* [To be done]: Write the material out again exactly as it stands.

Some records

______________________________

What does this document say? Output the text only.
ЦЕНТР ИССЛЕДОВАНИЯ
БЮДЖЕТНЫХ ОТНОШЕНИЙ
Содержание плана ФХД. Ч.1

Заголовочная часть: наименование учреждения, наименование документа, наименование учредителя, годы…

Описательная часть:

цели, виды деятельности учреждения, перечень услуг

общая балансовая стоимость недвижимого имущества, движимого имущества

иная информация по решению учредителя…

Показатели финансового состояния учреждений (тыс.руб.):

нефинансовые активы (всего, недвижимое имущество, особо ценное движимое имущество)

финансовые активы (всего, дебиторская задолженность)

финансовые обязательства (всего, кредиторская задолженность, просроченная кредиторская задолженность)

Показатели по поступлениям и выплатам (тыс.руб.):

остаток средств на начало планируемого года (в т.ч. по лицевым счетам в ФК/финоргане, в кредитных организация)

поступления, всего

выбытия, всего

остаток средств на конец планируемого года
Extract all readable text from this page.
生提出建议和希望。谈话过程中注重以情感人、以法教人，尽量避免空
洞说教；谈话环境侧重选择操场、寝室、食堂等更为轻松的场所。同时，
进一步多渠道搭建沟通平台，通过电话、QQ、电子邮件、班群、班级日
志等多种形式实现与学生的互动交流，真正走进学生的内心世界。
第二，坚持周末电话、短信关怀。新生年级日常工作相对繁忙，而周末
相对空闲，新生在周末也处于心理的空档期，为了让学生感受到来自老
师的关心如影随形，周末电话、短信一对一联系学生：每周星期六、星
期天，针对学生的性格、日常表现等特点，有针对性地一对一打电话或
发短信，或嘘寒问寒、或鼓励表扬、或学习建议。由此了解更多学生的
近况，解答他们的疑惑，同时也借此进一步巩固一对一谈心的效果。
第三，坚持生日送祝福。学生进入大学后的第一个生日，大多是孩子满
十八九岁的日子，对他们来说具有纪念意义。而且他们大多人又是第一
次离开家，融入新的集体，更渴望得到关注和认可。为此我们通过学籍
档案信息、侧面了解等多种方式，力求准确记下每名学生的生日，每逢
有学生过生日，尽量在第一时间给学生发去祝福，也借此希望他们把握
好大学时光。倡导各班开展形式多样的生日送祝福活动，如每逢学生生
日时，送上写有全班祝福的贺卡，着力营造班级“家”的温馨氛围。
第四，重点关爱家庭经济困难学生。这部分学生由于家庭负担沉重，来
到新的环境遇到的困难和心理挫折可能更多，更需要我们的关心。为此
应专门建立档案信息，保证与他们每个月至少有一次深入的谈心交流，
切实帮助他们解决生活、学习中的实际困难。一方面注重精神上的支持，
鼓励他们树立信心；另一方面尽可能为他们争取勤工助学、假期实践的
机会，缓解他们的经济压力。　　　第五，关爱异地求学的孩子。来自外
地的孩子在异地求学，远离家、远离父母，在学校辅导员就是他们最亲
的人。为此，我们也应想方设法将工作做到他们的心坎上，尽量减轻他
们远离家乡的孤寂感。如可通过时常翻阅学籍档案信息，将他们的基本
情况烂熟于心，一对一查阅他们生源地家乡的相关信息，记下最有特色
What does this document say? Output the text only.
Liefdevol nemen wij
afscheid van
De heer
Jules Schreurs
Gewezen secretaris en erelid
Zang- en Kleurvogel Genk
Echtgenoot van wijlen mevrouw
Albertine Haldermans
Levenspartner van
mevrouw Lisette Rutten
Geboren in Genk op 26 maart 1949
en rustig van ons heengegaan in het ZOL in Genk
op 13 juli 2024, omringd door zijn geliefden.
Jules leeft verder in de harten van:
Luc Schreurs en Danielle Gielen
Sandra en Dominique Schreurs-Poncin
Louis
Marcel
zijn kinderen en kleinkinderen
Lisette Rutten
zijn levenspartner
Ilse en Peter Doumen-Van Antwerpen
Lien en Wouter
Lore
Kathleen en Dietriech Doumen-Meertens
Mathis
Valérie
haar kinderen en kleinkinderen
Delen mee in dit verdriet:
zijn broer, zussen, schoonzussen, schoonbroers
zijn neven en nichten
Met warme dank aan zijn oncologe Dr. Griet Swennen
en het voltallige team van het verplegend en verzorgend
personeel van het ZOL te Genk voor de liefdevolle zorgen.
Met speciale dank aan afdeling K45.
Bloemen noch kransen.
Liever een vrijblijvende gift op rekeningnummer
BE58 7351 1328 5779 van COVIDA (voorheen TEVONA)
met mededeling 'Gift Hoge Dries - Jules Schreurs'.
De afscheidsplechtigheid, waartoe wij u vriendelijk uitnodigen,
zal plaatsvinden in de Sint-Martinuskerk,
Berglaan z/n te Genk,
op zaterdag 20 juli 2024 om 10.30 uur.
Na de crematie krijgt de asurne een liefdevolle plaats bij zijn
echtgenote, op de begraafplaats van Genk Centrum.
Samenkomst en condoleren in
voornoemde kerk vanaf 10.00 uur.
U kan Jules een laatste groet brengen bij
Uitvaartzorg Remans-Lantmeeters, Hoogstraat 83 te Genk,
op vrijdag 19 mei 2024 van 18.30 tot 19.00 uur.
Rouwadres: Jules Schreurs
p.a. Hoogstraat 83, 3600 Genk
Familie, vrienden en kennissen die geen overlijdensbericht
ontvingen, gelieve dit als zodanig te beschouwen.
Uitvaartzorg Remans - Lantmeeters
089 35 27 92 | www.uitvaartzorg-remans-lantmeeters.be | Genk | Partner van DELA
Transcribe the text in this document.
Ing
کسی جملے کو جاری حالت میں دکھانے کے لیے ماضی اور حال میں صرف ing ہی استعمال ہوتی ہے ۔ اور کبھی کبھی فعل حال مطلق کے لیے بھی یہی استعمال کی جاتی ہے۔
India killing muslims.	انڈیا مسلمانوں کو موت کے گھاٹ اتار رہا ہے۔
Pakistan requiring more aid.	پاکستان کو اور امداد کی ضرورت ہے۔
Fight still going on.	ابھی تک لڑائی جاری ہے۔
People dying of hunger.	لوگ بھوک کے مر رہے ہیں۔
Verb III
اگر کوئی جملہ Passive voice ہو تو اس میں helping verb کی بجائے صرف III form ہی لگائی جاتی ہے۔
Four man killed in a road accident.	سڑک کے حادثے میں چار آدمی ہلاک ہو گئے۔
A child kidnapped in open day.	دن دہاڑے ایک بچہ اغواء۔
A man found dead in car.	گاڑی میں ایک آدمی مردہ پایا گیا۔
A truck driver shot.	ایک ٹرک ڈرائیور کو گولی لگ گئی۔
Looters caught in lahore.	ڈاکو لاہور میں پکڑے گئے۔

______________________________

* [Answer]:
What does this document say? Output the text only.
ЦЕНТР ИССЛЕДОВАНИЯ
БЮДЖЕТНЫХ ОТНОШЕНИЙ
Содержание плана ФХД. Ч.1

Заголовочная часть: наименование учреждения, наименование документа, наименование учредителя, годы…

Описательная часть:

цели, виды деятельности учреждения, перечень услуг

общая балансовая стоимость недвижимого имущества, движимого имущества

иная информация по решению учредителя…

Показатели финансового состояния учреждений (тыс.руб.):

нефинансовые активы (всего, недвижимое имущество, особо ценное движимое имущество)

финансовые активы (всего, дебиторская задолженность)

финансовые обязательства (всего, кредиторская задолженность, просроченная кредиторская задолженность)

Показатели по поступлениям и выплатам (тыс.руб.):

остаток средств на начало планируемого года (в т.ч. по лицевым счетам в ФК/финоргане, в кредитных организация)

поступления, всего

выбытия, всего

остаток средств на конец планируемого года
Extract all readable text from this page.
生提出建议和希望。谈话过程中注重以情感人、以法教人，尽量避免空
洞说教；谈话环境侧重选择操场、寝室、食堂等更为轻松的场所。同时，
进一步多渠道搭建沟通平台，通过电话、QQ、电子邮件、班群、班级日
志等多种形式实现与学生的互动交流，真正走进学生的内心世界。
第二，坚持周末电话、短信关怀。新生年级日常工作相对繁忙，而周末
相对空闲，新生在周末也处于心理的空档期，为了让学生感受到来自老
师的关心如影随形，周末电话、短信一对一联系学生：每周星期六、星
期天，针对学生的性格、日常表现等特点，有针对性地一对一打电话或
发短信，或嘘寒问寒、或鼓励表扬、或学习建议。由此了解更多学生的
近况，解答他们的疑惑，同时也借此进一步巩固一对一谈心的效果。
第三，坚持生日送祝福。学生进入大学后的第一个生日，大多是孩子满
十八九岁的日子，对他们来说具有纪念意义。而且他们大多人又是第一
次离开家，融入新的集体，更渴望得到关注和认可。为此我们通过学籍
档案信息、侧面了解等多种方式，力求准确记下每名学生的生日，每逢
有学生过生日，尽量在第一时间给学生发去祝福，也借此希望他们把握
好大学时光。倡导各班开展形式多样的生日送祝福活动，如每逢学生生
日时，送上写有全班祝福的贺卡，着力营造班级“家”的温馨氛围。
第四，重点关爱家庭经济困难学生。这部分学生由于家庭负担沉重，来
到新的环境遇到的困难和心理挫折可能更多，更需要我们的关心。为此
应专门建立档案信息，保证与他们每个月至少有一次深入的谈心交流，
切实帮助他们解决生活、学习中的实际困难。一方面注重精神上的支持，
鼓励他们树立信心；另一方面尽可能为他们争取勤工助学、假期实践的
机会，缓解他们的经济压力。　　　第五，关爱异地求学的孩子。来自外
地的孩子在异地求学，远离家、远离父母，在学校辅导员就是他们最亲
的人。为此，我们也应想方设法将工作做到他们的心坎上，尽量减轻他
们远离家乡的孤寂感。如可通过时常翻阅学籍档案信息，将他们的基本
情况烂熟于心，一对一查阅他们生源地家乡的相关信息，记下最有特色
What does this document say? Output the text only.
Liefdevol nemen wij
afscheid van
De heer
Jules Schreurs
Gewezen secretaris en erelid
Zang- en Kleurvogel Genk
Echtgenoot van wijlen mevrouw
Albertine Haldermans
Levenspartner van
mevrouw Lisette Rutten
Geboren in Genk op 26 maart 1949
en rustig van ons heengegaan in het ZOL in Genk
op 13 juli 2024, omringd door zijn geliefden.
Jules leeft verder in de harten van:
Luc Schreurs en Danielle Gielen
Sandra en Dominique Schreurs-Poncin
Louis
Marcel
zijn kinderen en kleinkinderen
Lisette Rutten
zijn levenspartner
Ilse en Peter Doumen-Van Antwerpen
Lien en Wouter
Lore
Kathleen en Dietriech Doumen-Meertens
Mathis
Valérie
haar kinderen en kleinkinderen
Delen mee in dit verdriet:
zijn broer, zussen, schoonzussen, schoonbroers
zijn neven en nichten
Met warme dank aan zijn oncologe Dr. Griet Swennen
en het voltallige team van het verplegend en verzorgend
personeel van het ZOL te Genk voor de liefdevolle zorgen.
Met speciale dank aan afdeling K45.
Bloemen noch kransen.
Liever een vrijblijvende gift op rekeningnummer
BE58 7351 1328 5779 van COVIDA (voorheen TEVONA)
met mededeling 'Gift Hoge Dries - Jules Schreurs'.
De afscheidsplechtigheid, waartoe wij u vriendelijk uitnodigen,
zal plaatsvinden in de Sint-Martinuskerk,
Berglaan z/n te Genk,
op zaterdag 20 juli 2024 om 10.30 uur.
Na de crematie krijgt de asurne een liefdevolle plaats bij zijn
echtgenote, op de begraafplaats van Genk Centrum.
Samenkomst en condoleren in
voornoemde kerk vanaf 10.00 uur.
U kan Jules een laatste groet brengen bij
Uitvaartzorg Remans-Lantmeeters, Hoogstraat 83 te Genk,
op vrijdag 19 mei 2024 van 18.30 tot 19.00 uur.
Rouwadres: Jules Schreurs
p.a. Hoogstraat 83, 3600 Genk
Familie, vrienden en kennissen die geen overlijdensbericht
ontvingen, gelieve dit als zodanig te beschouwen.
Uitvaartzorg Remans - Lantmeeters
089 35 27 92 | www.uitvaartzorg-remans-lantmeeters.be | Genk | Partner van DELA
Transcribe the text in this document.
Ing
کسی جملے کو جاری حالت میں دکھانے کے لیے ماضی اور حال میں صرف ing ہی استعمال ہوتی ہے ۔ اور کبھی کبھی فعل حال مطلق کے لیے بھی یہی استعمال کی جاتی ہے۔
India killing muslims.	انڈیا مسلمانوں کو موت کے گھاٹ اتار رہا ہے۔
Pakistan requiring more aid.	پاکستان کو اور امداد کی ضرورت ہے۔
Fight still going on.	ابھی تک لڑائی جاری ہے۔
People dying of hunger.	لوگ بھوک کے مر رہے ہیں۔
Verb III
اگر کوئی جملہ Passive voice ہو تو اس میں helping verb کی بجائے صرف III form ہی لگائی جاتی ہے۔
Four man killed in a road accident.	سڑک کے حادثے میں چار آدمی ہلاک ہو گئے۔
A child kidnapped in open day.	دن دہاڑے ایک بچہ اغواء۔
A man found dead in car.	گاڑی میں ایک آدمی مردہ پایا گیا۔
A truck driver shot.	ایک ٹرک ڈرائیور کو گولی لگ گئی۔
Looters caught in lahore.	ڈاکو لاہور میں پکڑے گئے۔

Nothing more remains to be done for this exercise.